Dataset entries
▽
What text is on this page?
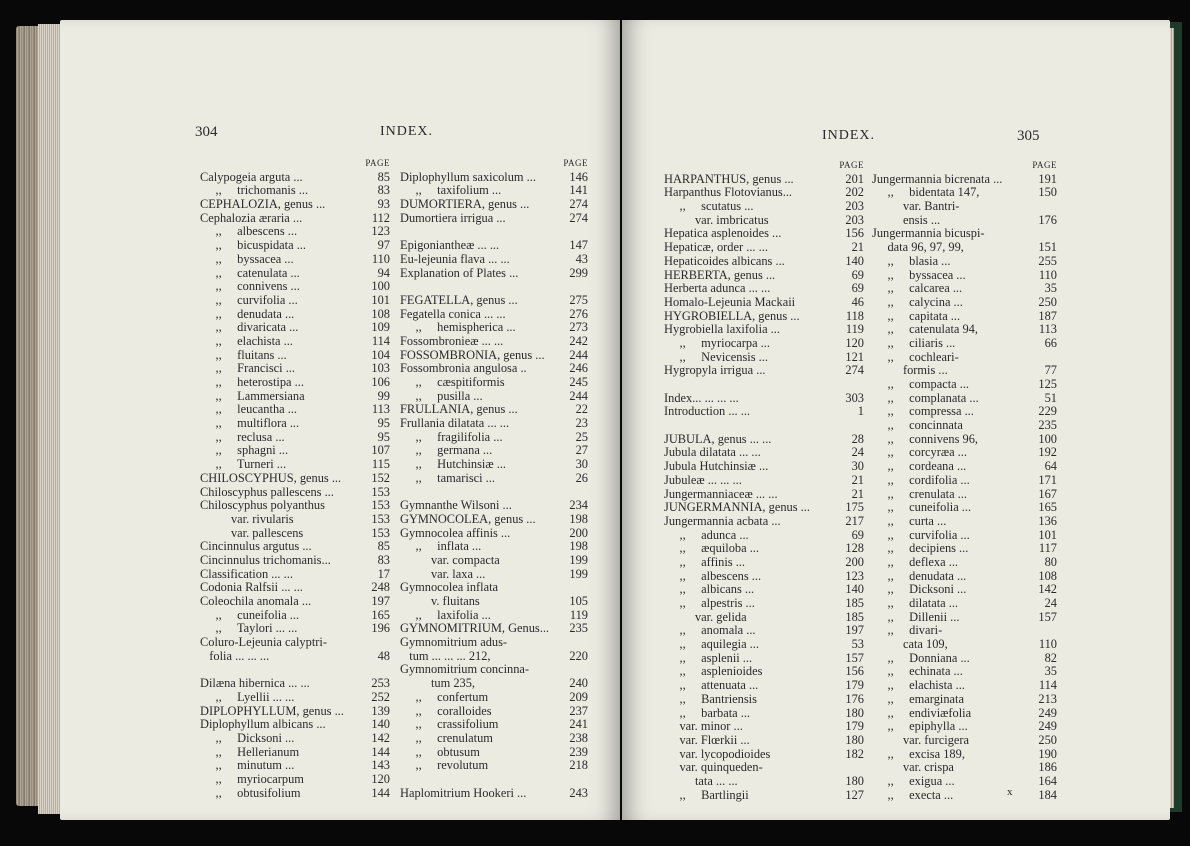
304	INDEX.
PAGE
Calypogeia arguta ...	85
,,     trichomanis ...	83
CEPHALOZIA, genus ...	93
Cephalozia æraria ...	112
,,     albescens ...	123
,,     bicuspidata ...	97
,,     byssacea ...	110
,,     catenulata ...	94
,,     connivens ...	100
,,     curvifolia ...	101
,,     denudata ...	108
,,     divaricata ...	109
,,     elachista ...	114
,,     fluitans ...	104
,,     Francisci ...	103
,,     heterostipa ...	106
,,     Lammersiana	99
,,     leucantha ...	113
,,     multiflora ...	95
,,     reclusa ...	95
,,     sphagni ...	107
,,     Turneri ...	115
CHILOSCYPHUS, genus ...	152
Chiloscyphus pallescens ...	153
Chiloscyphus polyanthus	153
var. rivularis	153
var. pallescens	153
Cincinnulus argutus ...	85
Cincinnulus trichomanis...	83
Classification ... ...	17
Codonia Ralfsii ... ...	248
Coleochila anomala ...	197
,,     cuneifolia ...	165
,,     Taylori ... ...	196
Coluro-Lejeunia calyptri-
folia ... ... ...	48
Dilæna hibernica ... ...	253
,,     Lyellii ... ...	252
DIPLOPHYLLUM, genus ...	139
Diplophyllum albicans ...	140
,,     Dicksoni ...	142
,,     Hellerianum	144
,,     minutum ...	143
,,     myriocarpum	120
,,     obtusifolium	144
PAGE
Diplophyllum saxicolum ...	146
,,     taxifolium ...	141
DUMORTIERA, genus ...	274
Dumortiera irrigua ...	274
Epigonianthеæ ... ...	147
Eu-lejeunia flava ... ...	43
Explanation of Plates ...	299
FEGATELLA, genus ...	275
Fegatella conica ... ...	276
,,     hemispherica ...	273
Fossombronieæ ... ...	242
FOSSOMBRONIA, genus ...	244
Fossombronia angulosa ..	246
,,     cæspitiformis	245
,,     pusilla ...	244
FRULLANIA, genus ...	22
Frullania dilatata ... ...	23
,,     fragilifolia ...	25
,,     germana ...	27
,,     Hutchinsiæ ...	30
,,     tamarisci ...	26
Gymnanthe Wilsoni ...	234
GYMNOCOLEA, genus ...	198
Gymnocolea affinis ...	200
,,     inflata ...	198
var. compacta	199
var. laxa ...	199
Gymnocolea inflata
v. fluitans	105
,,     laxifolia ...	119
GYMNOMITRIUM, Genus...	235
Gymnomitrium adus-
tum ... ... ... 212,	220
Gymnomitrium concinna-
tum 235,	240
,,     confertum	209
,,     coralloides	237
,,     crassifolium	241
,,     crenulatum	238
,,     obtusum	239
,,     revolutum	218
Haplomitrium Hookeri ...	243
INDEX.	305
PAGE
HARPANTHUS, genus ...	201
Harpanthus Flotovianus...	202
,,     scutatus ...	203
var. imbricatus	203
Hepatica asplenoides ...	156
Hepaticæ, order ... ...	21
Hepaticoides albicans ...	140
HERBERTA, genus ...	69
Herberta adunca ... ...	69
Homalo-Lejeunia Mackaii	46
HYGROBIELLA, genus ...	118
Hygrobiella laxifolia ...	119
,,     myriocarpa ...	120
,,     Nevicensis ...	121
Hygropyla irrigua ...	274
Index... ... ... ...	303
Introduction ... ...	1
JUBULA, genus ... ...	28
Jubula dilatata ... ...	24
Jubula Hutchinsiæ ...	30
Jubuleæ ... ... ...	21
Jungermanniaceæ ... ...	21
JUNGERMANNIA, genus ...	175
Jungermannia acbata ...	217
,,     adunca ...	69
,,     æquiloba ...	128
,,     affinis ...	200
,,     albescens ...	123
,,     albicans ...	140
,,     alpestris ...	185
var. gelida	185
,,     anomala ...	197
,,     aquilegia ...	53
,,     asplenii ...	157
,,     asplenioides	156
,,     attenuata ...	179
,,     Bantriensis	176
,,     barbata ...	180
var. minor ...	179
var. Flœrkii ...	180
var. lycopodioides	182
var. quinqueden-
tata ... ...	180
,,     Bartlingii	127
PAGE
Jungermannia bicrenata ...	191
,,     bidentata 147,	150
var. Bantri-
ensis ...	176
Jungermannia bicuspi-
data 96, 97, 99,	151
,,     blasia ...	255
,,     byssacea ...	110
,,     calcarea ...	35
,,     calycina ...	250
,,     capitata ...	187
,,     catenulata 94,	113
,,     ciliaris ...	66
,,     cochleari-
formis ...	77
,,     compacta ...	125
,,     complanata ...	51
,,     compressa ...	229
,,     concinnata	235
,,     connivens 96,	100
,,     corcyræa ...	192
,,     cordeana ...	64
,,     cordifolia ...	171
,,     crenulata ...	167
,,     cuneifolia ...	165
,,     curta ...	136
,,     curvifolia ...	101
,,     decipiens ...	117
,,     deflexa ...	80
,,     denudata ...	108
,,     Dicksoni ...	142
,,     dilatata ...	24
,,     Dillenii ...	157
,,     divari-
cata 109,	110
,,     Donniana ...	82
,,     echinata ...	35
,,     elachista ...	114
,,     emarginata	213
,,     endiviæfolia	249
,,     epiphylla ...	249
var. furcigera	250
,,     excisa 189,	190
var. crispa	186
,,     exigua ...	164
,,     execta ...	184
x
△
The problem
Pick out and copy every line that contains the word "trichomanis".

Task output
,,     trichomanis ...	83
Cincinnulus trichomanis...	83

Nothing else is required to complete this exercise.